--- THE REQUEST ---
Everything in the listing should be restated word for word.

================

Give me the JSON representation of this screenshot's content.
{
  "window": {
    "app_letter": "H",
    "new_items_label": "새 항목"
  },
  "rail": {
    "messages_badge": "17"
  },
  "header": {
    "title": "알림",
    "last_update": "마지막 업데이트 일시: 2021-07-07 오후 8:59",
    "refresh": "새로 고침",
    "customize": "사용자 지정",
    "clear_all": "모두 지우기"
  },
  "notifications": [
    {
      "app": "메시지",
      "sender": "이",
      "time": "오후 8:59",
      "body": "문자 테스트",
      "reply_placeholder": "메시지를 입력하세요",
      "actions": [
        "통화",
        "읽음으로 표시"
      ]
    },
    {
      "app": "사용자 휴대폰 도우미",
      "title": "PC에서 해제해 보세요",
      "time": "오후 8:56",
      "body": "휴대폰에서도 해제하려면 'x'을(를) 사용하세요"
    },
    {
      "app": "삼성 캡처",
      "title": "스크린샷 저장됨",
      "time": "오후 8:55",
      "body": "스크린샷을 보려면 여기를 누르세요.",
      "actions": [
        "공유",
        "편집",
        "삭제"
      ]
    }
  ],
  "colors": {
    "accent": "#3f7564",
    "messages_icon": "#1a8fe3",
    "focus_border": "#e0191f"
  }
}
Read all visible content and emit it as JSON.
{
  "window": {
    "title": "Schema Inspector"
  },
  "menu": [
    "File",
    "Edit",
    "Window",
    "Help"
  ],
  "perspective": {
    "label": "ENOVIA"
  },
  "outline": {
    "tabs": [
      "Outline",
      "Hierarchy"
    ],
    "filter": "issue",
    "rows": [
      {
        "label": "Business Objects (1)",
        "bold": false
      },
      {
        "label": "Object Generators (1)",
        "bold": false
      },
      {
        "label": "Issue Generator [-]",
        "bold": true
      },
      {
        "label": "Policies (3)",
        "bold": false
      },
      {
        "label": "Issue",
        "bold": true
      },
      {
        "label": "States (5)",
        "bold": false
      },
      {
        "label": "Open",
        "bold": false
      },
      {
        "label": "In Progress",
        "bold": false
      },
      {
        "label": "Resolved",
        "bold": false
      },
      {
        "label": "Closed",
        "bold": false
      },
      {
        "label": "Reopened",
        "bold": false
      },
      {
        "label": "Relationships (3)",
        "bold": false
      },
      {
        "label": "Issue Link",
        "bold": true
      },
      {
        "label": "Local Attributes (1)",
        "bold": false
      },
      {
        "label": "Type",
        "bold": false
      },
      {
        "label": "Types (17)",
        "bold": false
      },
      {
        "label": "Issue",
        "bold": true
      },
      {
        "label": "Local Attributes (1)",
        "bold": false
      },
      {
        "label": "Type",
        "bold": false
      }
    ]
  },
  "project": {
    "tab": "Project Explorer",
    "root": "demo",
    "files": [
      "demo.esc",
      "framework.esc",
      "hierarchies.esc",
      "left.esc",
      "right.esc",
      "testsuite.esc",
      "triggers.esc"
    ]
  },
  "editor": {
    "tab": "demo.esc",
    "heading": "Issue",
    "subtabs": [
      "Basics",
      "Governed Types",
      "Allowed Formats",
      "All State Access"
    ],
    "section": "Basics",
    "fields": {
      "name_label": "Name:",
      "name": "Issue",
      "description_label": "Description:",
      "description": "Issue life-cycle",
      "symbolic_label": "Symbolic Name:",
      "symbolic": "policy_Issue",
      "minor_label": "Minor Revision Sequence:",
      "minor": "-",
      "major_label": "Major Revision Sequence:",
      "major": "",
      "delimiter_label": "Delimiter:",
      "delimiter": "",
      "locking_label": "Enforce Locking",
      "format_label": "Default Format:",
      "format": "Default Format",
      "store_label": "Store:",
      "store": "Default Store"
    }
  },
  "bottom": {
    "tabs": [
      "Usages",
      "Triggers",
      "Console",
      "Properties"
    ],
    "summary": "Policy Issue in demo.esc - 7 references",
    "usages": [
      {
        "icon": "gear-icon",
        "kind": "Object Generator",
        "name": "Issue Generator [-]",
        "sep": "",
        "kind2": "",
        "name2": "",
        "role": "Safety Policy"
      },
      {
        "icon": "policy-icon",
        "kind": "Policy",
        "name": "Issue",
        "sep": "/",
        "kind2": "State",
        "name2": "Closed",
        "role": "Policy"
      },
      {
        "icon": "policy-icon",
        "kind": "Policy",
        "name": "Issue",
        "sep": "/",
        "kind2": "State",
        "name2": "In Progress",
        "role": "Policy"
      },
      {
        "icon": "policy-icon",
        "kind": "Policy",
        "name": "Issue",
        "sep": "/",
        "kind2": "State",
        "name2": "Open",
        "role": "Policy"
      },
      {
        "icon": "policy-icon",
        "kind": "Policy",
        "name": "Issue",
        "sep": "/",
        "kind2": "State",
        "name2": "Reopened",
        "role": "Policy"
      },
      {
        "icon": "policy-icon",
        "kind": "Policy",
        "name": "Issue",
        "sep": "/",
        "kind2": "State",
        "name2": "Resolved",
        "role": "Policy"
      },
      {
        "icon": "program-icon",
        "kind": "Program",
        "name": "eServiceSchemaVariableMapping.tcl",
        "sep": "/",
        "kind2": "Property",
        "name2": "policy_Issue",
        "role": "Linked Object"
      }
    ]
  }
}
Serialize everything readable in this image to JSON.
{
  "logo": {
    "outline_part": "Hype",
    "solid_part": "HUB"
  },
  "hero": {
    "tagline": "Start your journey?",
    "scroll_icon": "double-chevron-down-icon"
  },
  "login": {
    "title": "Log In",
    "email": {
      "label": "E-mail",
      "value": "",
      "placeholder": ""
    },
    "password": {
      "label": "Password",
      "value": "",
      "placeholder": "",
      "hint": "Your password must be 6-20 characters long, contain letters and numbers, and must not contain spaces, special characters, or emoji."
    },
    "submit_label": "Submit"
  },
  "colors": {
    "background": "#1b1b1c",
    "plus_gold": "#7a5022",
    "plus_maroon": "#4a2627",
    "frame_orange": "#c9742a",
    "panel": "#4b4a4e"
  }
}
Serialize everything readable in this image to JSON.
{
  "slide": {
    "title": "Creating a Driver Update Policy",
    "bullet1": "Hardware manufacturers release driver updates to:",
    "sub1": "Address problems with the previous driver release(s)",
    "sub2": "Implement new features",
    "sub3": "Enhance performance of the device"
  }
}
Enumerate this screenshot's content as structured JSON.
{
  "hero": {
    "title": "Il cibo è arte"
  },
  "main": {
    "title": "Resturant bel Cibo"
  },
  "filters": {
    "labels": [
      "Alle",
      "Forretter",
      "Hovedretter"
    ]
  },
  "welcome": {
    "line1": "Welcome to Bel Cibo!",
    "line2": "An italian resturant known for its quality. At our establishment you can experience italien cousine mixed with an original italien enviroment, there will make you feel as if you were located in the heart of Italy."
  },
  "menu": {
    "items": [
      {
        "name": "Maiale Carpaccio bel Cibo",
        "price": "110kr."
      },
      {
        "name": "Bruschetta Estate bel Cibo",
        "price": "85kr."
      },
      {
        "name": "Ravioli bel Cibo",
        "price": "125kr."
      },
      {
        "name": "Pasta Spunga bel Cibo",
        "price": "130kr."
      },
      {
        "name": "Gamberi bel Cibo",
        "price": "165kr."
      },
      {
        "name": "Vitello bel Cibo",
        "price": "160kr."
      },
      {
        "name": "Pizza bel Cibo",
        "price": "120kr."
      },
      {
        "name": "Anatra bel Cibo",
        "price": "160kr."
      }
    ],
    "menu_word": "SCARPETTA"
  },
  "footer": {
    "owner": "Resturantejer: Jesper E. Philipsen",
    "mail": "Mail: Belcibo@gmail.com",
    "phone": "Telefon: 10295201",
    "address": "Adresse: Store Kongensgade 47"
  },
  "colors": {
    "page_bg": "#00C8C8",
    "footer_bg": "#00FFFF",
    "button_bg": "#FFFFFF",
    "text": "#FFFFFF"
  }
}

================

--- SOLVED EXERCISE ---
Give me the JSON representation of this screenshot's content.
{
  "window": {
    "app_letter": "H",
    "new_items_label": "새 항목"
  },
  "rail": {
    "messages_badge": "17"
  },
  "header": {
    "title": "알림",
    "last_update": "마지막 업데이트 일시: 2021-07-07 오후 8:59",
    "refresh": "새로 고침",
    "customize": "사용자 지정",
    "clear_all": "모두 지우기"
  },
  "notifications": [
    {
      "app": "메시지",
      "sender": "이",
      "time": "오후 8:59",
      "body": "문자 테스트",
      "reply_placeholder": "메시지를 입력하세요",
      "actions": [
        "통화",
        "읽음으로 표시"
      ]
    },
    {
      "app": "사용자 휴대폰 도우미",
      "title": "PC에서 해제해 보세요",
      "time": "오후 8:56",
      "body": "휴대폰에서도 해제하려면 'x'을(를) 사용하세요"
    },
    {
      "app": "삼성 캡처",
      "title": "스크린샷 저장됨",
      "time": "오후 8:55",
      "body": "스크린샷을 보려면 여기를 누르세요.",
      "actions": [
        "공유",
        "편집",
        "삭제"
      ]
    }
  ],
  "colors": {
    "accent": "#3f7564",
    "messages_icon": "#1a8fe3",
    "focus_border": "#e0191f"
  }
}
Read all visible content and emit it as JSON.
{
  "window": {
    "title": "Schema Inspector"
  },
  "menu": [
    "File",
    "Edit",
    "Window",
    "Help"
  ],
  "perspective": {
    "label": "ENOVIA"
  },
  "outline": {
    "tabs": [
      "Outline",
      "Hierarchy"
    ],
    "filter": "issue",
    "rows": [
      {
        "label": "Business Objects (1)",
        "bold": false
      },
      {
        "label": "Object Generators (1)",
        "bold": false
      },
      {
        "label": "Issue Generator [-]",
        "bold": true
      },
      {
        "label": "Policies (3)",
        "bold": false
      },
      {
        "label": "Issue",
        "bold": true
      },
      {
        "label": "States (5)",
        "bold": false
      },
      {
        "label": "Open",
        "bold": false
      },
      {
        "label": "In Progress",
        "bold": false
      },
      {
        "label": "Resolved",
        "bold": false
      },
      {
        "label": "Closed",
        "bold": false
      },
      {
        "label": "Reopened",
        "bold": false
      },
      {
        "label": "Relationships (3)",
        "bold": false
      },
      {
        "label": "Issue Link",
        "bold": true
      },
      {
        "label": "Local Attributes (1)",
        "bold": false
      },
      {
        "label": "Type",
        "bold": false
      },
      {
        "label": "Types (17)",
        "bold": false
      },
      {
        "label": "Issue",
        "bold": true
      },
      {
        "label": "Local Attributes (1)",
        "bold": false
      },
      {
        "label": "Type",
        "bold": false
      }
    ]
  },
  "project": {
    "tab": "Project Explorer",
    "root": "demo",
    "files": [
      "demo.esc",
      "framework.esc",
      "hierarchies.esc",
      "left.esc",
      "right.esc",
      "testsuite.esc",
      "triggers.esc"
    ]
  },
  "editor": {
    "tab": "demo.esc",
    "heading": "Issue",
    "subtabs": [
      "Basics",
      "Governed Types",
      "Allowed Formats",
      "All State Access"
    ],
    "section": "Basics",
    "fields": {
      "name_label": "Name:",
      "name": "Issue",
      "description_label": "Description:",
      "description": "Issue life-cycle",
      "symbolic_label": "Symbolic Name:",
      "symbolic": "policy_Issue",
      "minor_label": "Minor Revision Sequence:",
      "minor": "-",
      "major_label": "Major Revision Sequence:",
      "major": "",
      "delimiter_label": "Delimiter:",
      "delimiter": "",
      "locking_label": "Enforce Locking",
      "format_label": "Default Format:",
      "format": "Default Format",
      "store_label": "Store:",
      "store": "Default Store"
    }
  },
  "bottom": {
    "tabs": [
      "Usages",
      "Triggers",
      "Console",
      "Properties"
    ],
    "summary": "Policy Issue in demo.esc - 7 references",
    "usages": [
      {
        "icon": "gear-icon",
        "kind": "Object Generator",
        "name": "Issue Generator [-]",
        "sep": "",
        "kind2": "",
        "name2": "",
        "role": "Safety Policy"
      },
      {
        "icon": "policy-icon",
        "kind": "Policy",
        "name": "Issue",
        "sep": "/",
        "kind2": "State",
        "name2": "Closed",
        "role": "Policy"
      },
      {
        "icon": "policy-icon",
        "kind": "Policy",
        "name": "Issue",
        "sep": "/",
        "kind2": "State",
        "name2": "In Progress",
        "role": "Policy"
      },
      {
        "icon": "policy-icon",
        "kind": "Policy",
        "name": "Issue",
        "sep": "/",
        "kind2": "State",
        "name2": "Open",
        "role": "Policy"
      },
      {
        "icon": "policy-icon",
        "kind": "Policy",
        "name": "Issue",
        "sep": "/",
        "kind2": "State",
        "name2": "Reopened",
        "role": "Policy"
      },
      {
        "icon": "policy-icon",
        "kind": "Policy",
        "name": "Issue",
        "sep": "/",
        "kind2": "State",
        "name2": "Resolved",
        "role": "Policy"
      },
      {
        "icon": "program-icon",
        "kind": "Program",
        "name": "eServiceSchemaVariableMapping.tcl",
        "sep": "/",
        "kind2": "Property",
        "name2": "policy_Issue",
        "role": "Linked Object"
      }
    ]
  }
}
Serialize everything readable in this image to JSON.
{
  "logo": {
    "outline_part": "Hype",
    "solid_part": "HUB"
  },
  "hero": {
    "tagline": "Start your journey?",
    "scroll_icon": "double-chevron-down-icon"
  },
  "login": {
    "title": "Log In",
    "email": {
      "label": "E-mail",
      "value": "",
      "placeholder": ""
    },
    "password": {
      "label": "Password",
      "value": "",
      "placeholder": "",
      "hint": "Your password must be 6-20 characters long, contain letters and numbers, and must not contain spaces, special characters, or emoji."
    },
    "submit_label": "Submit"
  },
  "colors": {
    "background": "#1b1b1c",
    "plus_gold": "#7a5022",
    "plus_maroon": "#4a2627",
    "frame_orange": "#c9742a",
    "panel": "#4b4a4e"
  }
}
Serialize everything readable in this image to JSON.
{
  "slide": {
    "title": "Creating a Driver Update Policy",
    "bullet1": "Hardware manufacturers release driver updates to:",
    "sub1": "Address problems with the previous driver release(s)",
    "sub2": "Implement new features",
    "sub3": "Enhance performance of the device"
  }
}
Enumerate this screenshot's content as structured JSON.
{
  "hero": {
    "title": "Il cibo è arte"
  },
  "main": {
    "title": "Resturant bel Cibo"
  },
  "filters": {
    "labels": [
      "Alle",
      "Forretter",
      "Hovedretter"
    ]
  },
  "welcome": {
    "line1": "Welcome to Bel Cibo!",
    "line2": "An italian resturant known for its quality. At our establishment you can experience italien cousine mixed with an original italien enviroment, there will make you feel as if you were located in the heart of Italy."
  },
  "menu": {
    "items": [
      {
        "name": "Maiale Carpaccio bel Cibo",
        "price": "110kr."
      },
      {
        "name": "Bruschetta Estate bel Cibo",
        "price": "85kr."
      },
      {
        "name": "Ravioli bel Cibo",
        "price": "125kr."
      },
      {
        "name": "Pasta Spunga bel Cibo",
        "price": "130kr."
      },
      {
        "name": "Gamberi bel Cibo",
        "price": "165kr."
      },
      {
        "name": "Vitello bel Cibo",
        "price": "160kr."
      },
      {
        "name": "Pizza bel Cibo",
        "price": "120kr."
      },
      {
        "name": "Anatra bel Cibo",
        "price": "160kr."
      }
    ],
    "menu_word": "SCARPETTA"
  },
  "footer": {
    "owner": "Resturantejer: Jesper E. Philipsen",
    "mail": "Mail: Belcibo@gmail.com",
    "phone": "Telefon: 10295201",
    "address": "Adresse: Store Kongensgade 47"
  },
  "colors": {
    "page_bg": "#00C8C8",
    "footer_bg": "#00FFFF",
    "button_bg": "#FFFFFF",
    "text": "#FFFFFF"
  }
}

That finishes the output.